BEGIN Task data

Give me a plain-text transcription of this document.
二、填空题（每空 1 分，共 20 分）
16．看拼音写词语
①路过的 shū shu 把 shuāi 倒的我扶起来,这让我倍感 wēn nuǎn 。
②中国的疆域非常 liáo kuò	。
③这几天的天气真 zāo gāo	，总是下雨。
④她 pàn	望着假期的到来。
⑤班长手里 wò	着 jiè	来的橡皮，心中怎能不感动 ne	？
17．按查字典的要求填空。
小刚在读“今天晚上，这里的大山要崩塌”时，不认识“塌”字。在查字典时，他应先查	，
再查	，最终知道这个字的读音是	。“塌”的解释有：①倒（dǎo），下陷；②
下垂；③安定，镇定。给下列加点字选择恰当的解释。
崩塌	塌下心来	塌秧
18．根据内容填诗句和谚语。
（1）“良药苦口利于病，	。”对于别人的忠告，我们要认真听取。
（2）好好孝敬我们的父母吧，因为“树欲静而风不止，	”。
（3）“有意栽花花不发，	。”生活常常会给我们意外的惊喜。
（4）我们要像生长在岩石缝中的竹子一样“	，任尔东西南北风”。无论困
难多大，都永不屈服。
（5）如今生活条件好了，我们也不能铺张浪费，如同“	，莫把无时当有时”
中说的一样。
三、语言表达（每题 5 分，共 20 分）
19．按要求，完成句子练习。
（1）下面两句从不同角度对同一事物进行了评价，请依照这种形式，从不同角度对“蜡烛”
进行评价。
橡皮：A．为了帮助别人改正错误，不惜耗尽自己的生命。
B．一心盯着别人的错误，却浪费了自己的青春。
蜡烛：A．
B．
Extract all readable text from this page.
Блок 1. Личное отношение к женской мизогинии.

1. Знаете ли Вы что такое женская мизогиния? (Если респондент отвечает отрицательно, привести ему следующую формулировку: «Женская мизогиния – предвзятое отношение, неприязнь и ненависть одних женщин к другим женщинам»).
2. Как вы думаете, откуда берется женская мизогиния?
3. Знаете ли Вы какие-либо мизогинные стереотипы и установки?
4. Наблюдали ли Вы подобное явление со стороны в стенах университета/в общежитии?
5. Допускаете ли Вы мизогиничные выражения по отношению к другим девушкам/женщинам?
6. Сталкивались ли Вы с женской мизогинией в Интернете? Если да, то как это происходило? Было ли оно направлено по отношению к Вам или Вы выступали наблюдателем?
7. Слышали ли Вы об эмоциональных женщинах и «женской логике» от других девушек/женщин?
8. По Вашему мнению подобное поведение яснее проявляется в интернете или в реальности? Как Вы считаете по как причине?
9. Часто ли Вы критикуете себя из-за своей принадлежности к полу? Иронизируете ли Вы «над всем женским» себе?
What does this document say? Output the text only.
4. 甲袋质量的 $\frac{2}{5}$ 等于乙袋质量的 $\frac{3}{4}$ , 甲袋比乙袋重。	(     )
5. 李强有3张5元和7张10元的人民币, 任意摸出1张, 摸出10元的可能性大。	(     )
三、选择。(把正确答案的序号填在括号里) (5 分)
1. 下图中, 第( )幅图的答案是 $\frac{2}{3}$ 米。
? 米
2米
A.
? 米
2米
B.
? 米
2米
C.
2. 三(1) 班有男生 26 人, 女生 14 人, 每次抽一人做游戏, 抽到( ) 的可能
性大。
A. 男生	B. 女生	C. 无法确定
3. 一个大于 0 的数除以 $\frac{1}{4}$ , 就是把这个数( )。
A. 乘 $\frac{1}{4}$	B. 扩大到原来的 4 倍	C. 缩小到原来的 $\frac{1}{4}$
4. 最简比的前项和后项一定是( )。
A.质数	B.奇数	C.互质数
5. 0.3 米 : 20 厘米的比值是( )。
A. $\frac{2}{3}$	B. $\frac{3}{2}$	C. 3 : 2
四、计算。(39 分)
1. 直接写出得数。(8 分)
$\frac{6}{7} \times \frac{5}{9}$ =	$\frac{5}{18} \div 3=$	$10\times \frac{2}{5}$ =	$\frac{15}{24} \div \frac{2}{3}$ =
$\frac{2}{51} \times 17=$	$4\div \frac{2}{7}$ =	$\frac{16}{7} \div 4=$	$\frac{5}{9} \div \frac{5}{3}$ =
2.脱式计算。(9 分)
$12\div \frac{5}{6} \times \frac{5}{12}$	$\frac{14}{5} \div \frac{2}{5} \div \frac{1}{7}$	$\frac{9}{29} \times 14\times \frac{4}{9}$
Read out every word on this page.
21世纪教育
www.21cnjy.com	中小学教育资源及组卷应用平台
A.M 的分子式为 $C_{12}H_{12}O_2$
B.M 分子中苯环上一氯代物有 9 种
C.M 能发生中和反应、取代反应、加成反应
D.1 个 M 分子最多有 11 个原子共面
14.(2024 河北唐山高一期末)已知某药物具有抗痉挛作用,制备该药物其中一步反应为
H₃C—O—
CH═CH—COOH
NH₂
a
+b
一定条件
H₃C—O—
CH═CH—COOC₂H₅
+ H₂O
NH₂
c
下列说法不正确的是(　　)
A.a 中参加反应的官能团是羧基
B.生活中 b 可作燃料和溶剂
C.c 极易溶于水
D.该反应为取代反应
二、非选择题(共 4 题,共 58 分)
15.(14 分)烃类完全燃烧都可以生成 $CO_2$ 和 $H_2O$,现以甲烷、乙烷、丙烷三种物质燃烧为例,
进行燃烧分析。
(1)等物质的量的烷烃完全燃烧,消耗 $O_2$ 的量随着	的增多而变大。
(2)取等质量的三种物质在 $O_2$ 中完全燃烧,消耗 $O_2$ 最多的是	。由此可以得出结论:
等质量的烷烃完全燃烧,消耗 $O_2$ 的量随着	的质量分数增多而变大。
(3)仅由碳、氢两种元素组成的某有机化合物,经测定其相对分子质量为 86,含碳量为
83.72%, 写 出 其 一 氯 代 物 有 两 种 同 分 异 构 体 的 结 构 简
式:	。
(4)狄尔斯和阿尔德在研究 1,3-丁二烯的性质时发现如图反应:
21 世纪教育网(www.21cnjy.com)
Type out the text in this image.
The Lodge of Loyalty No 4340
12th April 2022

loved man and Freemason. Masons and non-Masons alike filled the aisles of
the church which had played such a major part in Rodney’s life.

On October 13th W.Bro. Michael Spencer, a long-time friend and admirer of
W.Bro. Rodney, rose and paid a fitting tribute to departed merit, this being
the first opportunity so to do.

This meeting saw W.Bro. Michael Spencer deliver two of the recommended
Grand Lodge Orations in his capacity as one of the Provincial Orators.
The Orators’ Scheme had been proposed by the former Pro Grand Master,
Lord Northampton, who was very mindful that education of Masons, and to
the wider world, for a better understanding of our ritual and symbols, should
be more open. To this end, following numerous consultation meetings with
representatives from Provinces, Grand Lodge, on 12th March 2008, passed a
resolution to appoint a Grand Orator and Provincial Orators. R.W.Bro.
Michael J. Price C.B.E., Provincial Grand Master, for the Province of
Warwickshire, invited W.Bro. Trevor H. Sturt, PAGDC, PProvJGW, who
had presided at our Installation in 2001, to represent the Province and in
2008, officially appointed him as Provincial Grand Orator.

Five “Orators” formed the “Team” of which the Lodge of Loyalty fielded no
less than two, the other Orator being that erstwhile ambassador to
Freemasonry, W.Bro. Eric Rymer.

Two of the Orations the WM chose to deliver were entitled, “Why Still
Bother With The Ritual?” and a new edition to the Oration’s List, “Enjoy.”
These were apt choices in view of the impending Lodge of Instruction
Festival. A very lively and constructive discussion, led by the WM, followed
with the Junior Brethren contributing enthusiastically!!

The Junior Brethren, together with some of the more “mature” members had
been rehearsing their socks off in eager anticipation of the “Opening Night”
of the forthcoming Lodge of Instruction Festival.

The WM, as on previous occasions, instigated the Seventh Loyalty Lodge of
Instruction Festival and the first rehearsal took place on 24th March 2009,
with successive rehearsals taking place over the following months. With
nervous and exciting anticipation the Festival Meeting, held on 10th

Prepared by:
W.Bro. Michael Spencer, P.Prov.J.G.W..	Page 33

END Task data

From the material above, count the lines that include "document" and give only the total.

■ Final answer: 2